§ **GIVEN RECORDS**:
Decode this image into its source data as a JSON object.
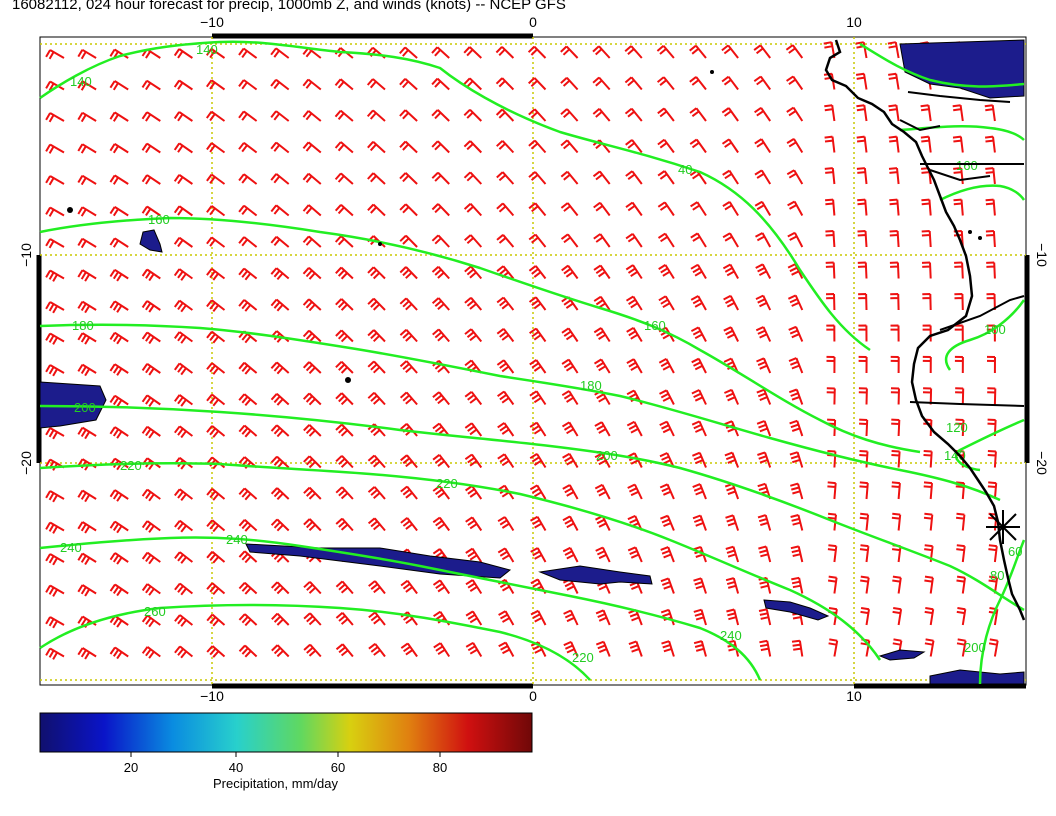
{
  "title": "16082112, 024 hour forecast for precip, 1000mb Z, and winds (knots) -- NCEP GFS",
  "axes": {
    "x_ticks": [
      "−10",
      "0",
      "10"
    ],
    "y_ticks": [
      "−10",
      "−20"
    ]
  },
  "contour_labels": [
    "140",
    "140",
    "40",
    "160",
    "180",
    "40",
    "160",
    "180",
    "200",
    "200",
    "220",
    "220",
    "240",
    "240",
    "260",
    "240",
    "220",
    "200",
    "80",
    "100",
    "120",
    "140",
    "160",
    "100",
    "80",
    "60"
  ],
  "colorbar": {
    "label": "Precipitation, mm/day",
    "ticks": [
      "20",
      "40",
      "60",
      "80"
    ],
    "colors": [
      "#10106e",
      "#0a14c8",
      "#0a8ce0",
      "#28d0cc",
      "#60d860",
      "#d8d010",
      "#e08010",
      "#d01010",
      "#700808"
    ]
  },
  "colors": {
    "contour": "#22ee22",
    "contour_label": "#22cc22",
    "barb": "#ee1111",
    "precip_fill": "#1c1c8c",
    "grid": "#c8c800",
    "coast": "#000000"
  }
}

§ **AIM**: Print all entries exactly. The images do not belong in the copy.

§ **ANSWER TO THE PROBLEM**:
Decode this image into its source data as a JSON object.
{
  "title": "16082112, 024 hour forecast for precip, 1000mb Z, and winds (knots) -- NCEP GFS",
  "axes": {
    "x_ticks": [
      "−10",
      "0",
      "10"
    ],
    "y_ticks": [
      "−10",
      "−20"
    ]
  },
  "contour_labels": [
    "140",
    "140",
    "40",
    "160",
    "180",
    "40",
    "160",
    "180",
    "200",
    "200",
    "220",
    "220",
    "240",
    "240",
    "260",
    "240",
    "220",
    "200",
    "80",
    "100",
    "120",
    "140",
    "160",
    "100",
    "80",
    "60"
  ],
  "colorbar": {
    "label": "Precipitation, mm/day",
    "ticks": [
      "20",
      "40",
      "60",
      "80"
    ],
    "colors": [
      "#10106e",
      "#0a14c8",
      "#0a8ce0",
      "#28d0cc",
      "#60d860",
      "#d8d010",
      "#e08010",
      "#d01010",
      "#700808"
    ]
  },
  "colors": {
    "contour": "#22ee22",
    "contour_label": "#22cc22",
    "barb": "#ee1111",
    "precip_fill": "#1c1c8c",
    "grid": "#c8c800",
    "coast": "#000000"
  }
}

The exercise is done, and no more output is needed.